- _What to produce_: Write out all of the lines below, exactly and completely.
::: Records shown :::
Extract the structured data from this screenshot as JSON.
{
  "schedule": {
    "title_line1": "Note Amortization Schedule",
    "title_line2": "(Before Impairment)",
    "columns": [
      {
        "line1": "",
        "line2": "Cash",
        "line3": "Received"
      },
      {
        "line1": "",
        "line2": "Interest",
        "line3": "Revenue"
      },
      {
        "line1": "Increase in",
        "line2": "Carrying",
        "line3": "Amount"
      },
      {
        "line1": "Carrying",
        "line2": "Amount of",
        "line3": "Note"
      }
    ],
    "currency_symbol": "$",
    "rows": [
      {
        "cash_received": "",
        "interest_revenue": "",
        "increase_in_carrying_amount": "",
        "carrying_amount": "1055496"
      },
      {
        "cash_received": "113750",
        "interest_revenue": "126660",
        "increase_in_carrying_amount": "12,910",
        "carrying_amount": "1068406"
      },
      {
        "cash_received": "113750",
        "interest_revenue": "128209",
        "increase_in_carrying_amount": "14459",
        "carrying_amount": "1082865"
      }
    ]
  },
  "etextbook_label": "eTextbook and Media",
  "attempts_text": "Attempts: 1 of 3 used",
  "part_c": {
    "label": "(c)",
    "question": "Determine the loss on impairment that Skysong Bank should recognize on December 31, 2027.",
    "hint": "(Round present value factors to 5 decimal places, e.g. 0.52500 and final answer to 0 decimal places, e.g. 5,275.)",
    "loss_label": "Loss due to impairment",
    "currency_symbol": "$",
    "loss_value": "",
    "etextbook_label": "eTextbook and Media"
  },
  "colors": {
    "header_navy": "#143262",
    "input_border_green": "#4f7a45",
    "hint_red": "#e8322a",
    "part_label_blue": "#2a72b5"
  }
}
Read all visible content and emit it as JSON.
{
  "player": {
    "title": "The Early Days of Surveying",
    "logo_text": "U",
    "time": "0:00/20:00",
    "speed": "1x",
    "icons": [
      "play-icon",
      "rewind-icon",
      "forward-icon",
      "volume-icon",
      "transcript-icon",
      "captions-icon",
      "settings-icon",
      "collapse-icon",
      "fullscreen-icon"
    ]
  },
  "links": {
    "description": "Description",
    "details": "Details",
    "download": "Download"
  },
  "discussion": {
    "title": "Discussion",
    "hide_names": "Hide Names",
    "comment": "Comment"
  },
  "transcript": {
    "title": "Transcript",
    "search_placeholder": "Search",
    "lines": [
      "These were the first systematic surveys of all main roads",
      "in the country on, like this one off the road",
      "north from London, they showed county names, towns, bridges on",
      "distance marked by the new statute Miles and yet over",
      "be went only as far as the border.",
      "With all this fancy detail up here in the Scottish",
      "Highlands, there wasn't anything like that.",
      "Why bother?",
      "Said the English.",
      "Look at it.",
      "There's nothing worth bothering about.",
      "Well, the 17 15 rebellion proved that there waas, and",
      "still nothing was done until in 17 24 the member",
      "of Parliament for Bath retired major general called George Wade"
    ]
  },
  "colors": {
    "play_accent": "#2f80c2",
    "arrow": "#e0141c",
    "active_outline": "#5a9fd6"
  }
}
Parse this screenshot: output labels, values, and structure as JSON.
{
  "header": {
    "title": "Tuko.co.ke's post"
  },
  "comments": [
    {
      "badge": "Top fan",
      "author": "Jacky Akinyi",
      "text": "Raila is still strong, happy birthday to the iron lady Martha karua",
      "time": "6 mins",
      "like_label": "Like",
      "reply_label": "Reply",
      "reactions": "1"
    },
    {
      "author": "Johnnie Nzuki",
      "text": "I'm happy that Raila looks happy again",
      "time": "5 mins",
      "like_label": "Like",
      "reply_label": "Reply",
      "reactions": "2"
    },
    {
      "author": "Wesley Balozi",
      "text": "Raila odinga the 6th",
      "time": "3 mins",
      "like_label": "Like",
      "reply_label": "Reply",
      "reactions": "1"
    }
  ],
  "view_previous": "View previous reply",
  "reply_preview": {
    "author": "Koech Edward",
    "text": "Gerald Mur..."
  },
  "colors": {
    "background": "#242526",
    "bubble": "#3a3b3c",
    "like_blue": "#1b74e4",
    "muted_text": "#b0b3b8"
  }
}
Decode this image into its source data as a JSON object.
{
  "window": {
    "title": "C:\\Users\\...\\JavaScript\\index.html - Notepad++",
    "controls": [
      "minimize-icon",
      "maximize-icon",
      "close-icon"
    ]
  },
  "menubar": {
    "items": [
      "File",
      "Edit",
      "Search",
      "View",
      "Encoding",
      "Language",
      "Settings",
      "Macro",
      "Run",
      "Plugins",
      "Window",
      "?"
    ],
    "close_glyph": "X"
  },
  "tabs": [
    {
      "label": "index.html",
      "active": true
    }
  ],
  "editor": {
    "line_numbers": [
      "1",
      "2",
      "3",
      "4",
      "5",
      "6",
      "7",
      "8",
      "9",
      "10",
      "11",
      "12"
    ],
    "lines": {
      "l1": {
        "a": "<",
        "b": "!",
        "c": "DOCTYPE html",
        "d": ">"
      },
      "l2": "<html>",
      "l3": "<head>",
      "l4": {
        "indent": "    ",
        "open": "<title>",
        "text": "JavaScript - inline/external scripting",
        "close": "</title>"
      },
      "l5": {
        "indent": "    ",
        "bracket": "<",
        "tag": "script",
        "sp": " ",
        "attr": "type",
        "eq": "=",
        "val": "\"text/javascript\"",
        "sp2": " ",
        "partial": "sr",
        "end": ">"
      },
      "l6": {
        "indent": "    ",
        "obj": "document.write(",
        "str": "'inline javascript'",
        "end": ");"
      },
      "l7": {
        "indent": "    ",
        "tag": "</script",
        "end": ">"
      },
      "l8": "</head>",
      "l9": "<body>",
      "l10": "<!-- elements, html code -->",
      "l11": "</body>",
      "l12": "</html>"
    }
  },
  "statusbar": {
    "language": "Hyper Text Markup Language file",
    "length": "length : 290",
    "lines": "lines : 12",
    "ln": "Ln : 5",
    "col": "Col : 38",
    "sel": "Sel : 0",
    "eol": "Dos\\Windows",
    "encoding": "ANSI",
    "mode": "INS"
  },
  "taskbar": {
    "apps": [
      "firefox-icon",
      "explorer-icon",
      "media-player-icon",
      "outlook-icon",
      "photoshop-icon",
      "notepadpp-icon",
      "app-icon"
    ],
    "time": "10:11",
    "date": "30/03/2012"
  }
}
:::
- _Result of the task_:
Extract the structured data from this screenshot as JSON.
{
  "schedule": {
    "title_line1": "Note Amortization Schedule",
    "title_line2": "(Before Impairment)",
    "columns": [
      {
        "line1": "",
        "line2": "Cash",
        "line3": "Received"
      },
      {
        "line1": "",
        "line2": "Interest",
        "line3": "Revenue"
      },
      {
        "line1": "Increase in",
        "line2": "Carrying",
        "line3": "Amount"
      },
      {
        "line1": "Carrying",
        "line2": "Amount of",
        "line3": "Note"
      }
    ],
    "currency_symbol": "$",
    "rows": [
      {
        "cash_received": "",
        "interest_revenue": "",
        "increase_in_carrying_amount": "",
        "carrying_amount": "1055496"
      },
      {
        "cash_received": "113750",
        "interest_revenue": "126660",
        "increase_in_carrying_amount": "12,910",
        "carrying_amount": "1068406"
      },
      {
        "cash_received": "113750",
        "interest_revenue": "128209",
        "increase_in_carrying_amount": "14459",
        "carrying_amount": "1082865"
      }
    ]
  },
  "etextbook_label": "eTextbook and Media",
  "attempts_text": "Attempts: 1 of 3 used",
  "part_c": {
    "label": "(c)",
    "question": "Determine the loss on impairment that Skysong Bank should recognize on December 31, 2027.",
    "hint": "(Round present value factors to 5 decimal places, e.g. 0.52500 and final answer to 0 decimal places, e.g. 5,275.)",
    "loss_label": "Loss due to impairment",
    "currency_symbol": "$",
    "loss_value": "",
    "etextbook_label": "eTextbook and Media"
  },
  "colors": {
    "header_navy": "#143262",
    "input_border_green": "#4f7a45",
    "hint_red": "#e8322a",
    "part_label_blue": "#2a72b5"
  }
}
Read all visible content and emit it as JSON.
{
  "player": {
    "title": "The Early Days of Surveying",
    "logo_text": "U",
    "time": "0:00/20:00",
    "speed": "1x",
    "icons": [
      "play-icon",
      "rewind-icon",
      "forward-icon",
      "volume-icon",
      "transcript-icon",
      "captions-icon",
      "settings-icon",
      "collapse-icon",
      "fullscreen-icon"
    ]
  },
  "links": {
    "description": "Description",
    "details": "Details",
    "download": "Download"
  },
  "discussion": {
    "title": "Discussion",
    "hide_names": "Hide Names",
    "comment": "Comment"
  },
  "transcript": {
    "title": "Transcript",
    "search_placeholder": "Search",
    "lines": [
      "These were the first systematic surveys of all main roads",
      "in the country on, like this one off the road",
      "north from London, they showed county names, towns, bridges on",
      "distance marked by the new statute Miles and yet over",
      "be went only as far as the border.",
      "With all this fancy detail up here in the Scottish",
      "Highlands, there wasn't anything like that.",
      "Why bother?",
      "Said the English.",
      "Look at it.",
      "There's nothing worth bothering about.",
      "Well, the 17 15 rebellion proved that there waas, and",
      "still nothing was done until in 17 24 the member",
      "of Parliament for Bath retired major general called George Wade"
    ]
  },
  "colors": {
    "play_accent": "#2f80c2",
    "arrow": "#e0141c",
    "active_outline": "#5a9fd6"
  }
}
Parse this screenshot: output labels, values, and structure as JSON.
{
  "header": {
    "title": "Tuko.co.ke's post"
  },
  "comments": [
    {
      "badge": "Top fan",
      "author": "Jacky Akinyi",
      "text": "Raila is still strong, happy birthday to the iron lady Martha karua",
      "time": "6 mins",
      "like_label": "Like",
      "reply_label": "Reply",
      "reactions": "1"
    },
    {
      "author": "Johnnie Nzuki",
      "text": "I'm happy that Raila looks happy again",
      "time": "5 mins",
      "like_label": "Like",
      "reply_label": "Reply",
      "reactions": "2"
    },
    {
      "author": "Wesley Balozi",
      "text": "Raila odinga the 6th",
      "time": "3 mins",
      "like_label": "Like",
      "reply_label": "Reply",
      "reactions": "1"
    }
  ],
  "view_previous": "View previous reply",
  "reply_preview": {
    "author": "Koech Edward",
    "text": "Gerald Mur..."
  },
  "colors": {
    "background": "#242526",
    "bubble": "#3a3b3c",
    "like_blue": "#1b74e4",
    "muted_text": "#b0b3b8"
  }
}
Decode this image into its source data as a JSON object.
{
  "window": {
    "title": "C:\\Users\\...\\JavaScript\\index.html - Notepad++",
    "controls": [
      "minimize-icon",
      "maximize-icon",
      "close-icon"
    ]
  },
  "menubar": {
    "items": [
      "File",
      "Edit",
      "Search",
      "View",
      "Encoding",
      "Language",
      "Settings",
      "Macro",
      "Run",
      "Plugins",
      "Window",
      "?"
    ],
    "close_glyph": "X"
  },
  "tabs": [
    {
      "label": "index.html",
      "active": true
    }
  ],
  "editor": {
    "line_numbers": [
      "1",
      "2",
      "3",
      "4",
      "5",
      "6",
      "7",
      "8",
      "9",
      "10",
      "11",
      "12"
    ],
    "lines": {
      "l1": {
        "a": "<",
        "b": "!",
        "c": "DOCTYPE html",
        "d": ">"
      },
      "l2": "<html>",
      "l3": "<head>",
      "l4": {
        "indent": "    ",
        "open": "<title>",
        "text": "JavaScript - inline/external scripting",
        "close": "</title>"
      },
      "l5": {
        "indent": "    ",
        "bracket": "<",
        "tag": "script",
        "sp": " ",
        "attr": "type",
        "eq": "=",
        "val": "\"text/javascript\"",
        "sp2": " ",
        "partial": "sr",
        "end": ">"
      },
      "l6": {
        "indent": "    ",
        "obj": "document.write(",
        "str": "'inline javascript'",
        "end": ");"
      },
      "l7": {
        "indent": "    ",
        "tag": "</script",
        "end": ">"
      },
      "l8": "</head>",
      "l9": "<body>",
      "l10": "<!-- elements, html code -->",
      "l11": "</body>",
      "l12": "</html>"
    }
  },
  "statusbar": {
    "language": "Hyper Text Markup Language file",
    "length": "length : 290",
    "lines": "lines : 12",
    "ln": "Ln : 5",
    "col": "Col : 38",
    "sel": "Sel : 0",
    "eol": "Dos\\Windows",
    "encoding": "ANSI",
    "mode": "INS"
  },
  "taskbar": {
    "apps": [
      "firefox-icon",
      "explorer-icon",
      "media-player-icon",
      "outlook-icon",
      "photoshop-icon",
      "notepadpp-icon",
      "app-icon"
    ],
    "time": "10:11",
    "date": "30/03/2012"
  }
}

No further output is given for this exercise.